Task brief: Write out every entry, unchanged. Skip any picture.
* * * * * * *
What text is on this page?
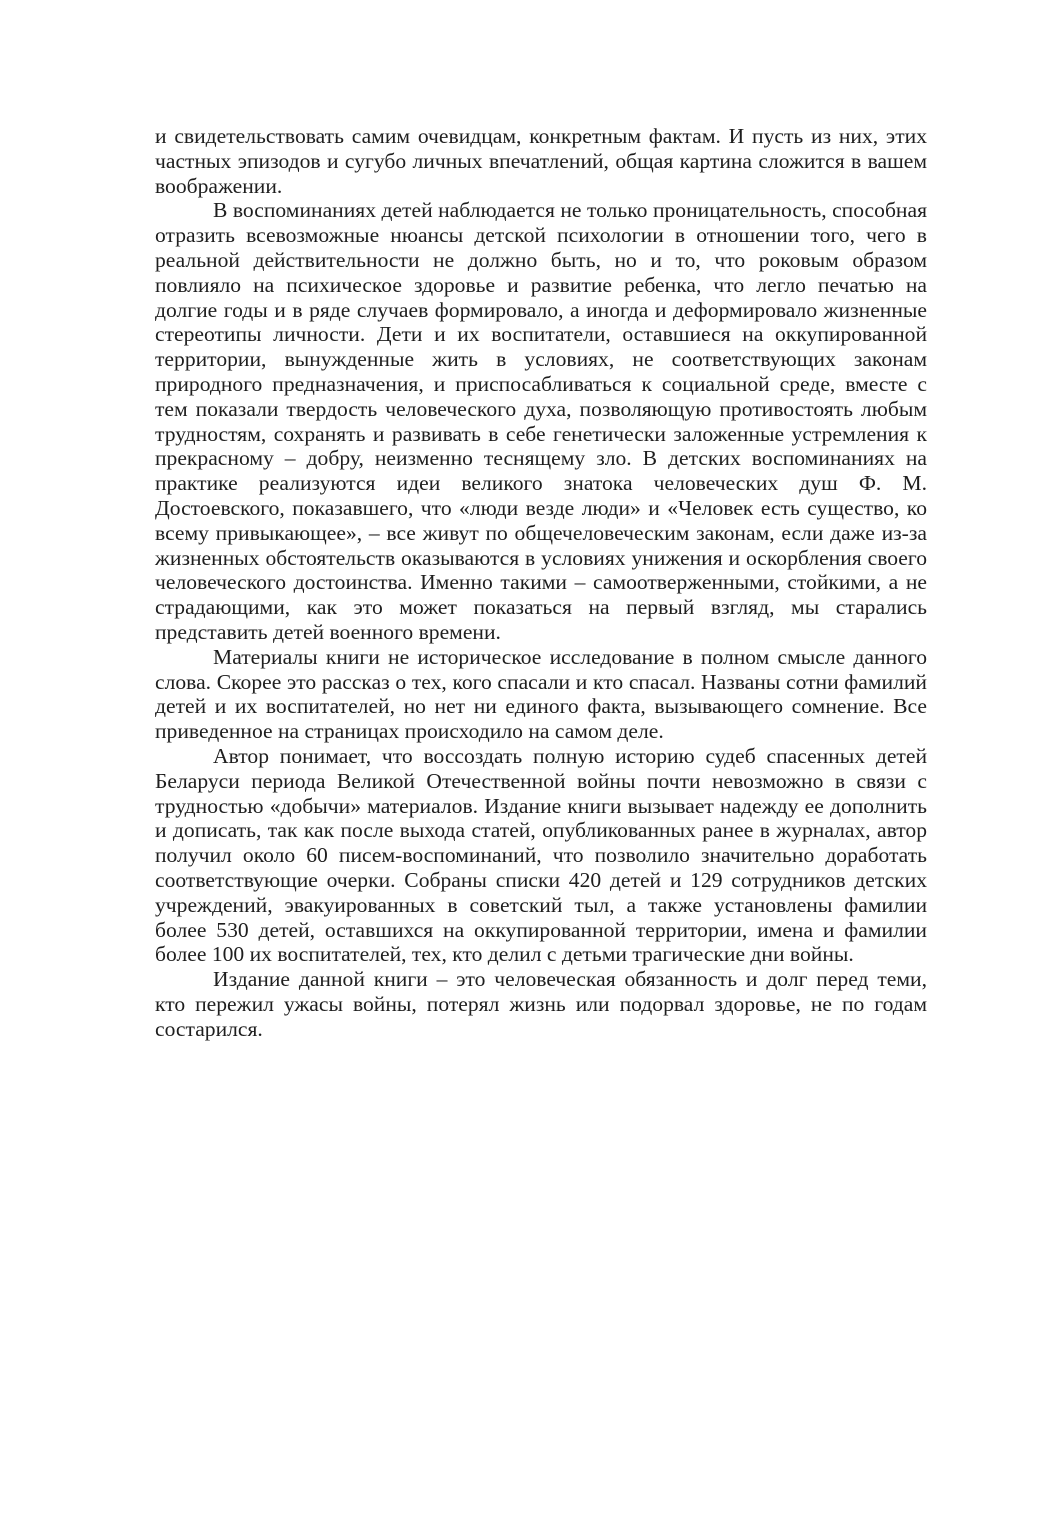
и свидетельствовать самим очевидцам, конкретным фактам. И пусть из них, этих частных эпизодов и сугубо личных впечатлений, общая картина сложится в вашем воображении.

В воспоминаниях детей наблюдается не только проницательность, способная отразить всевозможные нюансы детской психологии в отношении того, чего в реальной действительности не должно быть, но и то, что роковым образом повлияло на психическое здоровье и развитие ребенка, что легло печатью на долгие годы и в ряде случаев формировало, а иногда и деформировало жизненные стереотипы личности. Дети и их воспитатели, оставшиеся на оккупированной территории, вынужденные жить в условиях, не соответствующих законам природного предназначения, и приспосабливаться к социальной среде, вместе с тем показали твердость человеческого духа, позволяющую противостоять любым трудностям, сохранять и развивать в себе генетически заложенные устремления к прекрасному – добру, неизменно теснящему зло. В детских воспоминаниях на практике реализуются идеи великого знатока человеческих душ Ф. М. Достоевского, показавшего, что «люди везде люди» и «Человек есть существо, ко всему привыкающее», – все живут по общечеловеческим законам, если даже из-за жизненных обстоятельств оказываются в условиях унижения и оскорбления своего человеческого достоинства. Именно такими – самоотверженными, стойкими, а не страдающими, как это может показаться на первый взгляд, мы старались представить детей военного времени.

Материалы книги не историческое исследование в полном смысле данного слова. Скорее это рассказ о тех, кого спасали и кто спасал. Названы сотни фамилий детей и их воспитателей, но нет ни единого факта, вызывающего сомнение. Все приведенное на страницах происходило на самом деле.

Автор понимает, что воссоздать полную историю судеб спасенных детей Беларуси периода Великой Отечественной войны почти невозможно в связи с трудностью «добычи» материалов. Издание книги вызывает надежду ее дополнить и дописать, так как после выхода статей, опубликованных ранее в журналах, автор получил около 60 писем-воспоминаний, что позволило значительно доработать соответствующие очерки. Собраны списки 420 детей и 129 сотрудников детских учреждений, эвакуированных в советский тыл, а также установлены фамилии более 530 детей, оставшихся на оккупированной территории, имена и фамилии более 100 их воспитателей, тех, кто делил с детьми трагические дни войны.

Издание данной книги – это человеческая обязанность и долг перед теми, кто пережил ужасы войны, потерял жизнь или подорвал здоровье, не по годам состарился.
* * * * * * *
Written response:
What text is on this page?
и свидетельствовать самим очевидцам, конкретным фактам. И пусть из них, этих частных эпизодов и сугубо личных впечатлений, общая картина сложится в вашем воображении.

В воспоминаниях детей наблюдается не только проницательность, способная отразить всевозможные нюансы детской психологии в отношении того, чего в реальной действительности не должно быть, но и то, что роковым образом повлияло на психическое здоровье и развитие ребенка, что легло печатью на долгие годы и в ряде случаев формировало, а иногда и деформировало жизненные стереотипы личности. Дети и их воспитатели, оставшиеся на оккупированной территории, вынужденные жить в условиях, не соответствующих законам природного предназначения, и приспосабливаться к социальной среде, вместе с тем показали твердость человеческого духа, позволяющую противостоять любым трудностям, сохранять и развивать в себе генетически заложенные устремления к прекрасному – добру, неизменно теснящему зло. В детских воспоминаниях на практике реализуются идеи великого знатока человеческих душ Ф. М. Достоевского, показавшего, что «люди везде люди» и «Человек есть существо, ко всему привыкающее», – все живут по общечеловеческим законам, если даже из-за жизненных обстоятельств оказываются в условиях унижения и оскорбления своего человеческого достоинства. Именно такими – самоотверженными, стойкими, а не страдающими, как это может показаться на первый взгляд, мы старались представить детей военного времени.

Материалы книги не историческое исследование в полном смысле данного слова. Скорее это рассказ о тех, кого спасали и кто спасал. Названы сотни фамилий детей и их воспитателей, но нет ни единого факта, вызывающего сомнение. Все приведенное на страницах происходило на самом деле.

Автор понимает, что воссоздать полную историю судеб спасенных детей Беларуси периода Великой Отечественной войны почти невозможно в связи с трудностью «добычи» материалов. Издание книги вызывает надежду ее дополнить и дописать, так как после выхода статей, опубликованных ранее в журналах, автор получил около 60 писем-воспоминаний, что позволило значительно доработать соответствующие очерки. Собраны списки 420 детей и 129 сотрудников детских учреждений, эвакуированных в советский тыл, а также установлены фамилии более 530 детей, оставшихся на оккупированной территории, имена и фамилии более 100 их воспитателей, тех, кто делил с детьми трагические дни войны.

Издание данной книги – это человеческая обязанность и долг перед теми, кто пережил ужасы войны, потерял жизнь или подорвал здоровье, не по годам состарился.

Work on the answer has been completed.